■ Work to do ■
Comb through the entries for "xlabel" and pull out each line that holds it.

■ Data extract ■
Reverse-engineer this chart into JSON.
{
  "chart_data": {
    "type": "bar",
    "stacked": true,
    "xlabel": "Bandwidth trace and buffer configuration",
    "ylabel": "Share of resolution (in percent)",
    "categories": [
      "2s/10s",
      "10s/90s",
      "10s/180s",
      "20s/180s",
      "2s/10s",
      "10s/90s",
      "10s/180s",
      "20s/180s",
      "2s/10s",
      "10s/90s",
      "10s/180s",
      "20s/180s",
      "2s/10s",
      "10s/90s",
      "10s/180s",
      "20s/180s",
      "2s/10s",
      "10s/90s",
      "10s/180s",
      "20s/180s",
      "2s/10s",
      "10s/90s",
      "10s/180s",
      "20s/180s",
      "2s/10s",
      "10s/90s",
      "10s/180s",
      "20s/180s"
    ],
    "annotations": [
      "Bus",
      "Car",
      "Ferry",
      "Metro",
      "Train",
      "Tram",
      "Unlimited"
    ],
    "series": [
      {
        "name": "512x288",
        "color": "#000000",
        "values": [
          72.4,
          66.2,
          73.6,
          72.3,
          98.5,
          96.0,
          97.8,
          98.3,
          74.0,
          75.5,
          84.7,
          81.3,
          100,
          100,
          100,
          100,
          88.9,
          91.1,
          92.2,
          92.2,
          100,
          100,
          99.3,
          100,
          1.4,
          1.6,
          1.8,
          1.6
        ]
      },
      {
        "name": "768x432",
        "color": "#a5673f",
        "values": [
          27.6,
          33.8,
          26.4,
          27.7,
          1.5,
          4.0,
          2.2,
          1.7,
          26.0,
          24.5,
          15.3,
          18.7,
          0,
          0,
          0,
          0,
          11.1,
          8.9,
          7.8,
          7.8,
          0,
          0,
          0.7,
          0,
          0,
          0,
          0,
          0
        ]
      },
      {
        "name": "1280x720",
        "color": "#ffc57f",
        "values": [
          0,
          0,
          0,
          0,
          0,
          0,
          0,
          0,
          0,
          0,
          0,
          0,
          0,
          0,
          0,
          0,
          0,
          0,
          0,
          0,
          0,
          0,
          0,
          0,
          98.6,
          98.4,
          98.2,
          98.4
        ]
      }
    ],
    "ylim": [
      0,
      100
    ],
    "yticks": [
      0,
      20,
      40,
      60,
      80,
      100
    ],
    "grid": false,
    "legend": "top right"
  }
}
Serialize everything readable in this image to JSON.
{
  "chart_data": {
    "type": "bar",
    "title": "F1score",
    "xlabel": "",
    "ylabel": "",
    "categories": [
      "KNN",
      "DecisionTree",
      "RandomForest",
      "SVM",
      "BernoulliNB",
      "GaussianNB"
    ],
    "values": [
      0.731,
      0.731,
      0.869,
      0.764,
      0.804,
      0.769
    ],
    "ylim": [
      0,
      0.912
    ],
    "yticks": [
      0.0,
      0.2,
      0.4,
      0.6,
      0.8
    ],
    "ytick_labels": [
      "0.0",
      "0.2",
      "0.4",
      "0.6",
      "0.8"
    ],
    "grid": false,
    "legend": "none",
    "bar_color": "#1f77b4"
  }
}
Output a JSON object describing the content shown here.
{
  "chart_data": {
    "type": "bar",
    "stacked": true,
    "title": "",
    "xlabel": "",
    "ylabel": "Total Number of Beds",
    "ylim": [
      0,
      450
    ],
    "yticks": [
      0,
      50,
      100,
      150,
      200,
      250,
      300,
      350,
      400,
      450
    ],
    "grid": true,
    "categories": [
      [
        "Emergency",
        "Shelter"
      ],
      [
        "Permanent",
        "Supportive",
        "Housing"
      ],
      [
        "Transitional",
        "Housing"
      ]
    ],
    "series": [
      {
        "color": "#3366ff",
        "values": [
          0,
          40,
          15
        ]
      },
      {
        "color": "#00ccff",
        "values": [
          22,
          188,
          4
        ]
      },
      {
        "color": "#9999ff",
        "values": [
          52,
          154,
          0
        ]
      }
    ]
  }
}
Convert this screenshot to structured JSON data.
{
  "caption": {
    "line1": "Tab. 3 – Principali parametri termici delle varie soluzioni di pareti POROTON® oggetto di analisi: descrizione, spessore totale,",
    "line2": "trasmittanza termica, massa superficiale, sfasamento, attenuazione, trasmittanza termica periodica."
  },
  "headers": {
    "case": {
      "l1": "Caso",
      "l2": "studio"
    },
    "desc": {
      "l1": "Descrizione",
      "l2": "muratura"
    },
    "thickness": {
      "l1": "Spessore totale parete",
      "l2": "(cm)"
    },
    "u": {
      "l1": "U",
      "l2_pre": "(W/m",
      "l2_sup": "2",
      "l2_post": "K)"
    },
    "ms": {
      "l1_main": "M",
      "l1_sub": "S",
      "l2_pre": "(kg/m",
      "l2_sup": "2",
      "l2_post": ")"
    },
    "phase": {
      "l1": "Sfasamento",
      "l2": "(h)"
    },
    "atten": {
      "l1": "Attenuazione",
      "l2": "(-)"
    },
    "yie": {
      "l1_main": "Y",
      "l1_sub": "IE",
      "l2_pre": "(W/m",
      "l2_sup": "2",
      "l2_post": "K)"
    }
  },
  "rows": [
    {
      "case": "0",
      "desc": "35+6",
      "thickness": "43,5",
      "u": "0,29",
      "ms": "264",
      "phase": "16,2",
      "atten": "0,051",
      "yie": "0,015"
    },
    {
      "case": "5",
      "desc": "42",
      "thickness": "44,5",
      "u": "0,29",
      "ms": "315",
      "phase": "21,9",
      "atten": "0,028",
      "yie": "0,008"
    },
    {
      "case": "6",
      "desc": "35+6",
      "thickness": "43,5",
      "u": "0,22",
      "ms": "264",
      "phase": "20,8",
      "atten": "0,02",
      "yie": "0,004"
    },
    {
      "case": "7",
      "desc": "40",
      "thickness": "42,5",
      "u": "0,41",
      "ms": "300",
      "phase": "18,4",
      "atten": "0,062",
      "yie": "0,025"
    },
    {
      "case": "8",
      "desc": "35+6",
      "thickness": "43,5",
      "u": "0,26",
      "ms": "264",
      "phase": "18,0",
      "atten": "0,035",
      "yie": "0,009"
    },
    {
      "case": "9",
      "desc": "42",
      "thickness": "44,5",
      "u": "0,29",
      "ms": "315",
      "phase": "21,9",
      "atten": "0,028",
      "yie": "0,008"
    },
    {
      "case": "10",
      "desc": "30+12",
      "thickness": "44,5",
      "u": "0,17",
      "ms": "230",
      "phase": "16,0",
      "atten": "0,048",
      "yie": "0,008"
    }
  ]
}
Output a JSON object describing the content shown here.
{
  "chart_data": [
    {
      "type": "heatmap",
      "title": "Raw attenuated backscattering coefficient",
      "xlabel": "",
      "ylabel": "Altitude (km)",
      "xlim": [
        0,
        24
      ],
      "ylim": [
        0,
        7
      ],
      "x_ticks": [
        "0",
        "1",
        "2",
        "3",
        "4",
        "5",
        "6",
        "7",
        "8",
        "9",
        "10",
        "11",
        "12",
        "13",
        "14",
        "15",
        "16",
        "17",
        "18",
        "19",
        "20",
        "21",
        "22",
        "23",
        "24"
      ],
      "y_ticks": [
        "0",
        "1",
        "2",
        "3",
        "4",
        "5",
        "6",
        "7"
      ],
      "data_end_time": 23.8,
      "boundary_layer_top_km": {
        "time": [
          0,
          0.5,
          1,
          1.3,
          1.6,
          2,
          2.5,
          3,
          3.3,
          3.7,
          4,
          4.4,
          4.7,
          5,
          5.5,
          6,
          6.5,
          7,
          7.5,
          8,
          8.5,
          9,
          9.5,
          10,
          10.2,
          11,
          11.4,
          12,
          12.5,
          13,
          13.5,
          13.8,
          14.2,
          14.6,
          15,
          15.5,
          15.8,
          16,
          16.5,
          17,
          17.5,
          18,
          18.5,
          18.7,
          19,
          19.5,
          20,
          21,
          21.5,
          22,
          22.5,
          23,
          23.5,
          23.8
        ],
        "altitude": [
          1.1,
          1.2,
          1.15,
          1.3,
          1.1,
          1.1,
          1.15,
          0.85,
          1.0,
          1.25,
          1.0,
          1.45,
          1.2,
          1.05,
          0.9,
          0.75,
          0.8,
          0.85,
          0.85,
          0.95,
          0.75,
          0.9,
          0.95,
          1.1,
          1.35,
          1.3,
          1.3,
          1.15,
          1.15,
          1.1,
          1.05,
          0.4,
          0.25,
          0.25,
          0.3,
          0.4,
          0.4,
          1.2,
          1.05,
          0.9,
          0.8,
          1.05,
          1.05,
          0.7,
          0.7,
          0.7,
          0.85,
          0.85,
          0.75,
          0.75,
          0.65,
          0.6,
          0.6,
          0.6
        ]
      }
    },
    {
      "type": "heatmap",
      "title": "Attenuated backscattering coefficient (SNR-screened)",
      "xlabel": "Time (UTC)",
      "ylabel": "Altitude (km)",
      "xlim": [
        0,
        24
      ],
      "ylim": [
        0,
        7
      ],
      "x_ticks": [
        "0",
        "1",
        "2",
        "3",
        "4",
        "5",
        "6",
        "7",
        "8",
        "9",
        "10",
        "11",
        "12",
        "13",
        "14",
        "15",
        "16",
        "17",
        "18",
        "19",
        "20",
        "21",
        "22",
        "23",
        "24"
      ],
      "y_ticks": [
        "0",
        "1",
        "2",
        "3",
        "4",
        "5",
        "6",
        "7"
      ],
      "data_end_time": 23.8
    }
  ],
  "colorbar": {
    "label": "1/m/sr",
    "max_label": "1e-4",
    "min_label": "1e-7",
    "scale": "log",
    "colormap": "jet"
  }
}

■ Response ■
    "xlabel": "Bandwidth trace and buffer configuration",
    "xlabel": "",
    "xlabel": "",
      "xlabel": "",
      "xlabel": "Time (UTC)",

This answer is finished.